### MATERIAL SHOWN
>> BEGIN

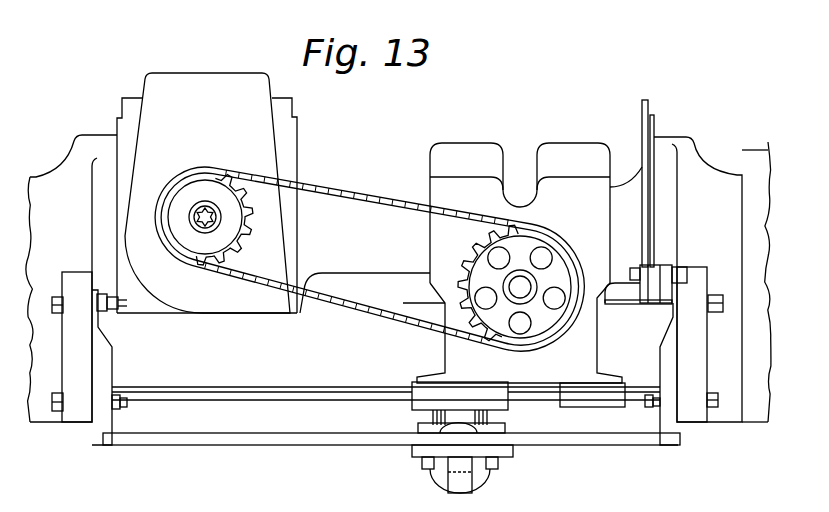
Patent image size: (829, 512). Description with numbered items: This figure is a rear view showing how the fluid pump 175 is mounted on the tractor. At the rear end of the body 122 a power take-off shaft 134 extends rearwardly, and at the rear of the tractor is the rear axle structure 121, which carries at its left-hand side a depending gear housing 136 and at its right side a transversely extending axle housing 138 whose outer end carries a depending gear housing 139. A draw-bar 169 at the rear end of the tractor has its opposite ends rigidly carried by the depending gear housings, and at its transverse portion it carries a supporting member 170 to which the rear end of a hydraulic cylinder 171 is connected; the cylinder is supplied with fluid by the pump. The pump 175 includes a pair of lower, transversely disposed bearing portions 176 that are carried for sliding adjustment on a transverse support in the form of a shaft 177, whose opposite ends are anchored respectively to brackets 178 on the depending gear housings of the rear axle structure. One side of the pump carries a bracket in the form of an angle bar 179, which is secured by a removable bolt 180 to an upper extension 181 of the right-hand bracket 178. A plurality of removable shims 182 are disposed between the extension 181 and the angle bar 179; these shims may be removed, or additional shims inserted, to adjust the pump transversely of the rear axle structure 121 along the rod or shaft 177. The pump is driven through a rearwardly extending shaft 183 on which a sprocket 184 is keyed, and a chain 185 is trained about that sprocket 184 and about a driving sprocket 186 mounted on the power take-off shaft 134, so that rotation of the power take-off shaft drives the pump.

The rear axle structure 121 is at (348, 181).
The body 122 is at (203, 74).
The power take-off shaft 134 is at (203, 206).
The depending gear housing 136 is at (80, 150).
The axle housing 138 is at (404, 186).
The depending gear housing 139 is at (695, 152).
The draw-bar 169 is at (308, 440).
The supporting member 170 is at (410, 450).
The hydraulic cylinder 171 is at (487, 478).
The fluid pump 175 is at (577, 150).
The bearing portions 176 is at (547, 390).
The shaft 177 is at (312, 390).
The brackets 178 is at (112, 358).
The angle bar 179 is at (622, 305).
The removable bolt 180 is at (688, 268).
The upper extension 181 is at (688, 262).
The removable shims 182 is at (670, 265).
The rearwardly extending shaft 183 is at (522, 280).
The sprocket 184 is at (458, 263).
The chain 185 is at (378, 205).
The driving sprocket 186 is at (218, 250).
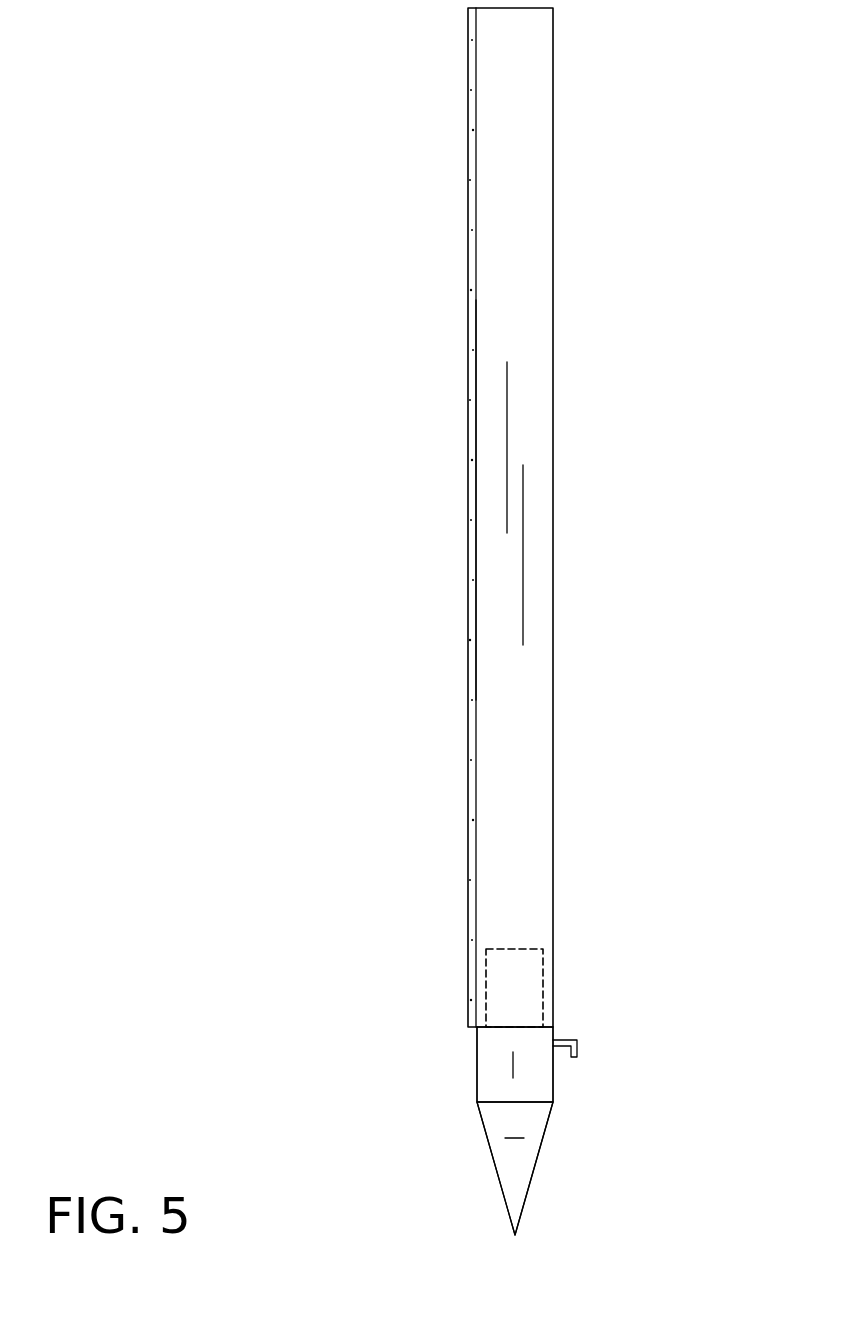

>> END

### AIM OF THE TASK
Recast every line of the entries above as one numbered list, skipping blank lines and leaving the pictures out.

### REPLY TO THE EXERCISE
1. Patent image size: (829, 512). Description with numbered items: This figure is a rear view showing how the fluid pump 175 is mounted on the tractor. At the rear end of the body 122 a power take-off shaft 134 extends rearwardly, and at the rear of the tractor is the rear axle structure 121, which carries at its left-hand side a depending gear housing 136 and at its right side a transversely extending axle housing 138 whose outer end carries a depending gear housing 139. A draw-bar 169 at the rear end of the tractor has its opposite ends rigidly carried by the depending gear housings, and at its transverse portion it carries a supporting member 170 to which the rear end of a hydraulic cylinder 171 is connected; the cylinder is supplied with fluid by the pump. The pump 175 includes a pair of lower, transversely disposed bearing portions 176 that are carried for sliding adjustment on a transverse support in the form of a shaft 177, whose opposite ends are anchored respectively to brackets 178 on the depending gear housings of the rear axle structure. One side of the pump carries a bracket in the form of an angle bar 179, which is secured by a removable bolt 180 to an upper extension 181 of the right-hand bracket 178. A plurality of removable shims 182 are disposed between the extension 181 and the angle bar 179; these shims may be removed, or additional shims inserted, to adjust the pump transversely of the rear axle structure 121 along the rod or shaft 177. The pump is driven through a rearwardly extending shaft 183 on which a sprocket 184 is keyed, and a chain 185 is trained about that sprocket 184 and about a driving sprocket 186 mounted on the power take-off shaft 134, so that rotation of the power take-off shaft drives the pump.
2. The rear axle structure 121 is at (348, 181).
3. The body 122 is at (203, 74).
4. The power take-off shaft 134 is at (203, 206).
5. The depending gear housing 136 is at (80, 150).
6. The axle housing 138 is at (404, 186).
7. The depending gear housing 139 is at (695, 152).
8. The draw-bar 169 is at (308, 440).
9. The supporting member 170 is at (410, 450).
10. The hydraulic cylinder 171 is at (487, 478).
11. The fluid pump 175 is at (577, 150).
12. The bearing portions 176 is at (547, 390).
13. The shaft 177 is at (312, 390).
14. The brackets 178 is at (112, 358).
15. The angle bar 179 is at (622, 305).
16. The removable bolt 180 is at (688, 268).
17. The upper extension 181 is at (688, 262).
18. The removable shims 182 is at (670, 265).
19. The rearwardly extending shaft 183 is at (522, 280).
20. The sprocket 184 is at (458, 263).
21. The chain 185 is at (378, 205).
22. The driving sprocket 186 is at (218, 250).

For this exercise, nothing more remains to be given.